[Begin]

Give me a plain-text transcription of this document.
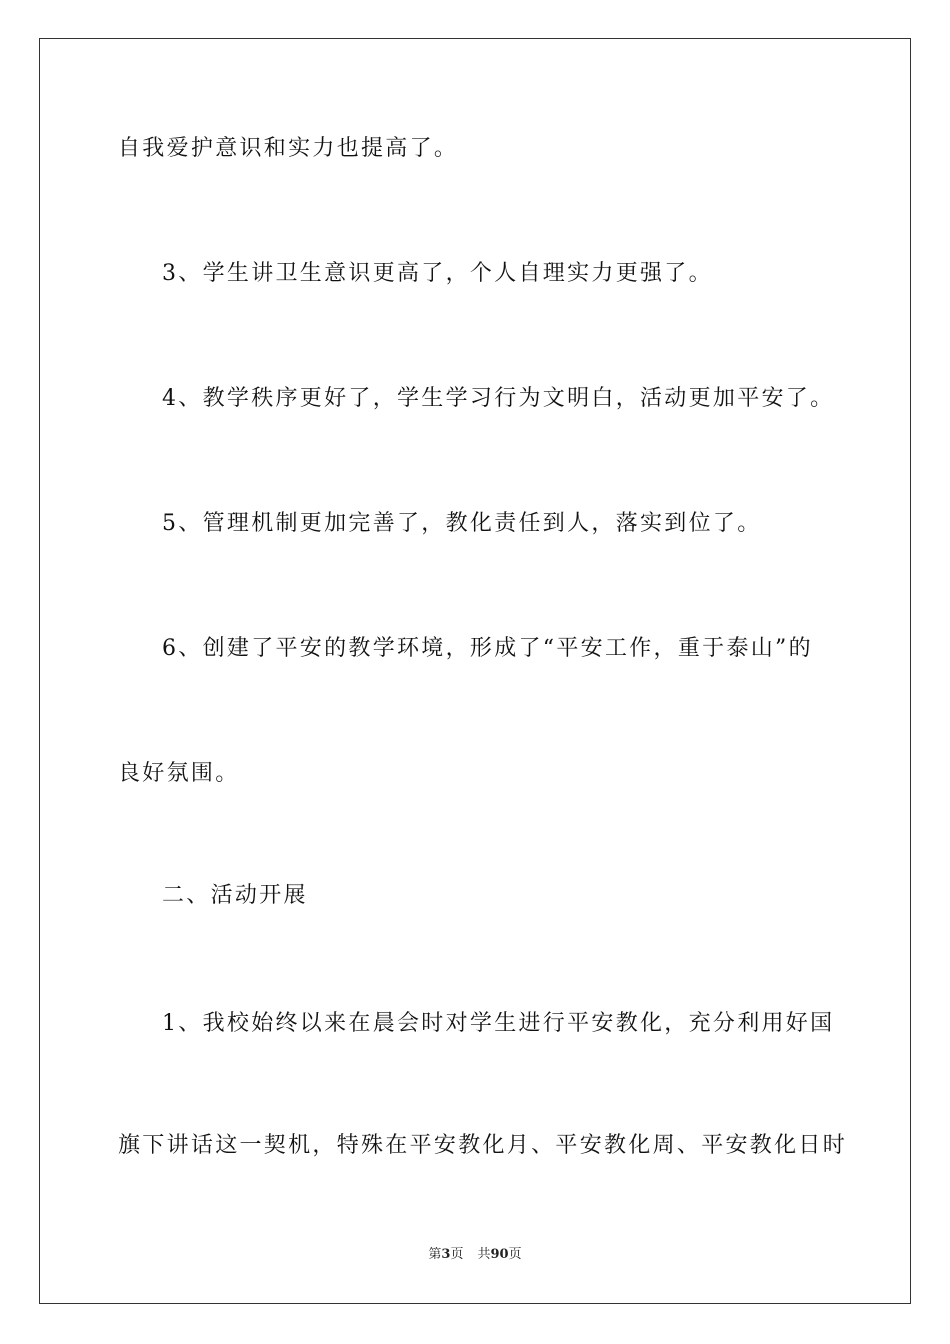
自我爱护意识和实力也提高了。
3、学生讲卫生意识更高了，个人自理实力更强了。
4、教学秩序更好了，学生学习行为文明白，活动更加平安了。
5、管理机制更加完善了，教化责任到人，落实到位了。
6、创建了平安的教学环境，形成了“平安工作，重于泰山”的
良好氛围。
二、活动开展
1、我校始终以来在晨会时对学生进行平安教化，充分利用好国
旗下讲话这一契机，特殊在平安教化月、平安教化周、平安教化日时
第3页 共90页
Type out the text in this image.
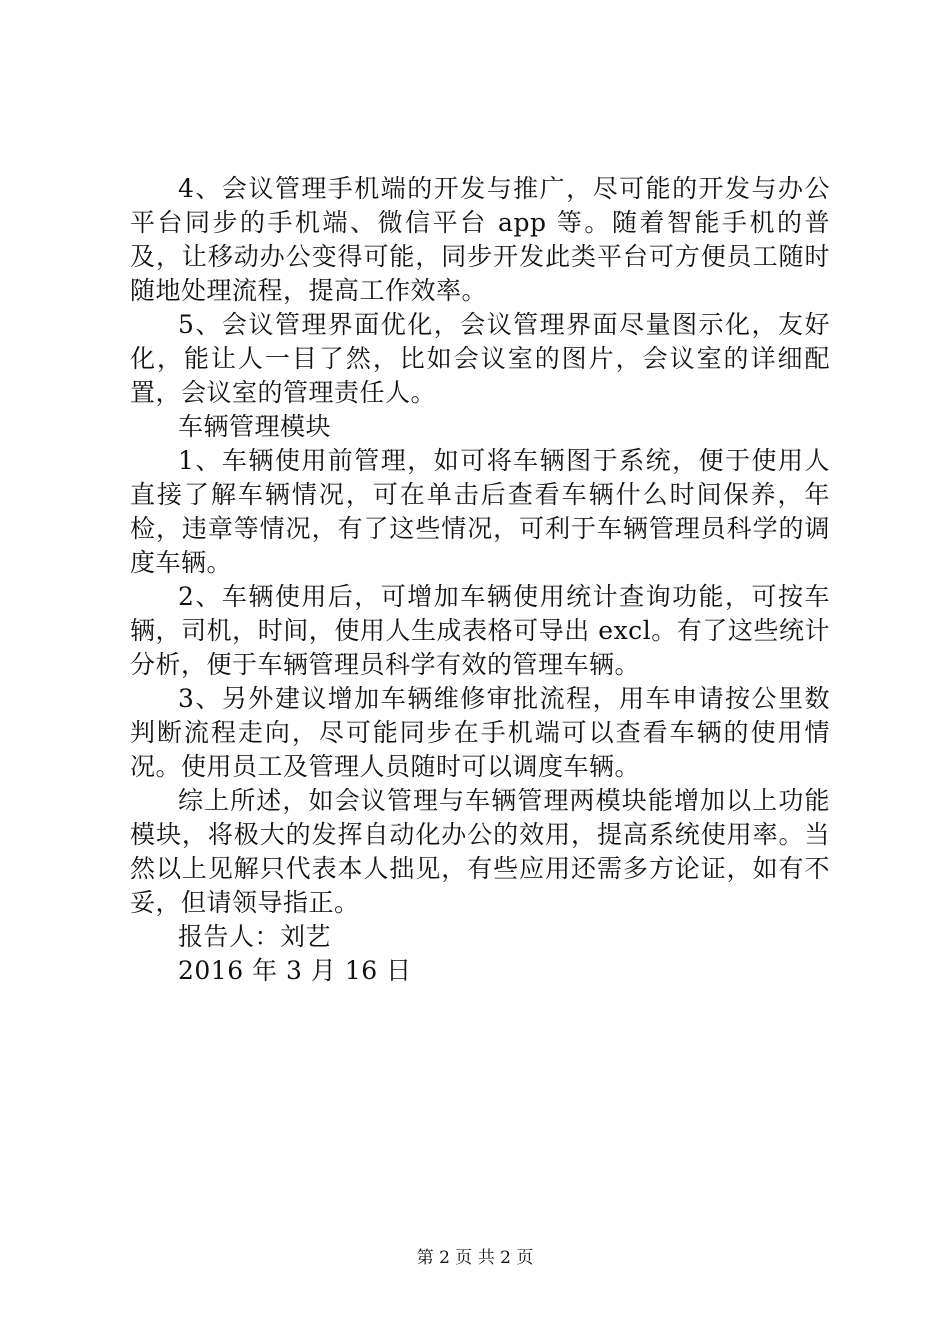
4、会议管理手机端的开发与推广，尽可能的开发与办公平台同步的手机端、微信平台 app 等。随着智能手机的普及，让移动办公变得可能，同步开发此类平台可方便员工随时随地处理流程，提高工作效率。

5、会议管理界面优化，会议管理界面尽量图示化，友好化，能让人一目了然，比如会议室的图片，会议室的详细配置，会议室的管理责任人。

车辆管理模块

1、车辆使用前管理，如可将车辆图于系统，便于使用人直接了解车辆情况，可在单击后查看车辆什么时间保养，年检，违章等情况，有了这些情况，可利于车辆管理员科学的调度车辆。

2、车辆使用后，可增加车辆使用统计查询功能，可按车辆，司机，时间，使用人生成表格可导出 excl。有了这些统计分析，便于车辆管理员科学有效的管理车辆。

3、另外建议增加车辆维修审批流程，用车申请按公里数判断流程走向，尽可能同步在手机端可以查看车辆的使用情况。使用员工及管理人员随时可以调度车辆。

综上所述，如会议管理与车辆管理两模块能增加以上功能模块，将极大的发挥自动化办公的效用，提高系统使用率。当然以上见解只代表本人拙见，有些应用还需多方论证，如有不妥，但请领导指正。

报告人：刘艺

2016 年 3 月 16 日

第 2 页 共 2 页
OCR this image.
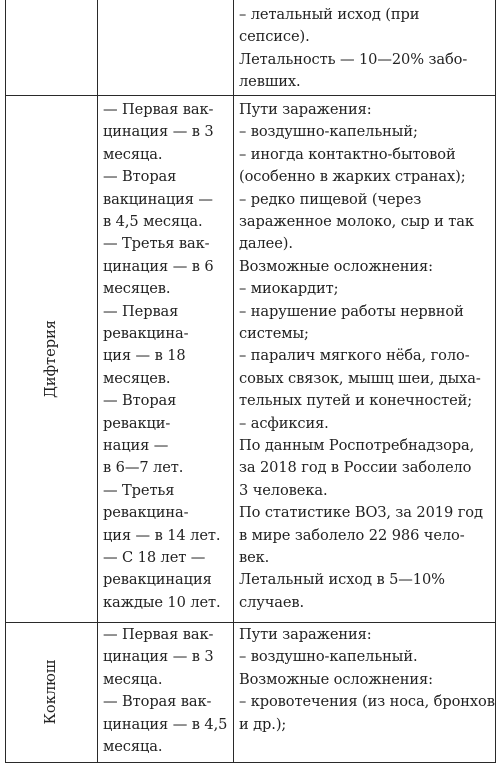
– летальный исход (при
сепсисе).
Летальность — 10—20% забо-
левших.
Дифтерия
— Первая вак-
цинация — в 3
месяца.
— Вторая
вакцинация —
в 4,5 месяца.
— Третья вак-
цинация — в 6
месяцев.
— Первая
ревакцина-
ция — в 18
месяцев.
— Вторая
ревакци-
нация —
в 6—7 лет.
— Третья
ревакцина-
ция — в 14 лет.
— С 18 лет —
ревакцинация
каждые 10 лет.
Пути заражения:
– воздушно-капельный;
– иногда контактно-бытовой
(особенно в жарких странах);
– редко пищевой (через
зараженное молоко, сыр и так
далее).
Возможные осложнения:
– миокардит;
– нарушение работы нервной
системы;
– паралич мягкого нёба, голо-
совых связок, мышц шеи, дыха-
тельных путей и конечностей;
– асфиксия.
По данным Роспотребнадзора,
за 2018 год в России заболело
3 человека.
По статистике ВОЗ, за 2019 год
в мире заболело 22 986 чело-
век.
Летальный исход в 5—10%
случаев.
Коклюш
— Первая вак-
цинация — в 3
месяца.
— Вторая вак-
цинация — в 4,5
месяца.
Пути заражения:
– воздушно-капельный.
Возможные осложнения:
– кровотечения (из носа, бронхов
и др.);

[End]

■ **REQUIRED WORK**: Copy out all the entries exactly. Images stay out of the copy.

■ **THE RESULT**:
Give me a plain-text transcription of this document.
自我爱护意识和实力也提高了。
3、学生讲卫生意识更高了，个人自理实力更强了。
4、教学秩序更好了，学生学习行为文明白，活动更加平安了。
5、管理机制更加完善了，教化责任到人，落实到位了。
6、创建了平安的教学环境，形成了“平安工作，重于泰山”的
良好氛围。
二、活动开展
1、我校始终以来在晨会时对学生进行平安教化，充分利用好国
旗下讲话这一契机，特殊在平安教化月、平安教化周、平安教化日时
第3页 共90页
Type out the text in this image.
4、会议管理手机端的开发与推广，尽可能的开发与办公平台同步的手机端、微信平台 app 等。随着智能手机的普及，让移动办公变得可能，同步开发此类平台可方便员工随时随地处理流程，提高工作效率。

5、会议管理界面优化，会议管理界面尽量图示化，友好化，能让人一目了然，比如会议室的图片，会议室的详细配置，会议室的管理责任人。

车辆管理模块

1、车辆使用前管理，如可将车辆图于系统，便于使用人直接了解车辆情况，可在单击后查看车辆什么时间保养，年检，违章等情况，有了这些情况，可利于车辆管理员科学的调度车辆。

2、车辆使用后，可增加车辆使用统计查询功能，可按车辆，司机，时间，使用人生成表格可导出 excl。有了这些统计分析，便于车辆管理员科学有效的管理车辆。

3、另外建议增加车辆维修审批流程，用车申请按公里数判断流程走向，尽可能同步在手机端可以查看车辆的使用情况。使用员工及管理人员随时可以调度车辆。

综上所述，如会议管理与车辆管理两模块能增加以上功能模块，将极大的发挥自动化办公的效用，提高系统使用率。当然以上见解只代表本人拙见，有些应用还需多方论证，如有不妥，但请领导指正。

报告人：刘艺

2016 年 3 月 16 日

第 2 页 共 2 页
OCR this image.
– летальный исход (при
сепсисе).
Летальность — 10—20% забо-
левших.
Дифтерия
— Первая вак-
цинация — в 3
месяца.
— Вторая
вакцинация —
в 4,5 месяца.
— Третья вак-
цинация — в 6
месяцев.
— Первая
ревакцина-
ция — в 18
месяцев.
— Вторая
ревакци-
нация —
в 6—7 лет.
— Третья
ревакцина-
ция — в 14 лет.
— С 18 лет —
ревакцинация
каждые 10 лет.
Пути заражения:
– воздушно-капельный;
– иногда контактно-бытовой
(особенно в жарких странах);
– редко пищевой (через
зараженное молоко, сыр и так
далее).
Возможные осложнения:
– миокардит;
– нарушение работы нервной
системы;
– паралич мягкого нёба, голо-
совых связок, мышц шеи, дыха-
тельных путей и конечностей;
– асфиксия.
По данным Роспотребнадзора,
за 2018 год в России заболело
3 человека.
По статистике ВОЗ, за 2019 год
в мире заболело 22 986 чело-
век.
Летальный исход в 5—10%
случаев.
Коклюш
— Первая вак-
цинация — в 3
месяца.
— Вторая вак-
цинация — в 4,5
месяца.
Пути заражения:
– воздушно-капельный.
Возможные осложнения:
– кровотечения (из носа, бронхов
и др.);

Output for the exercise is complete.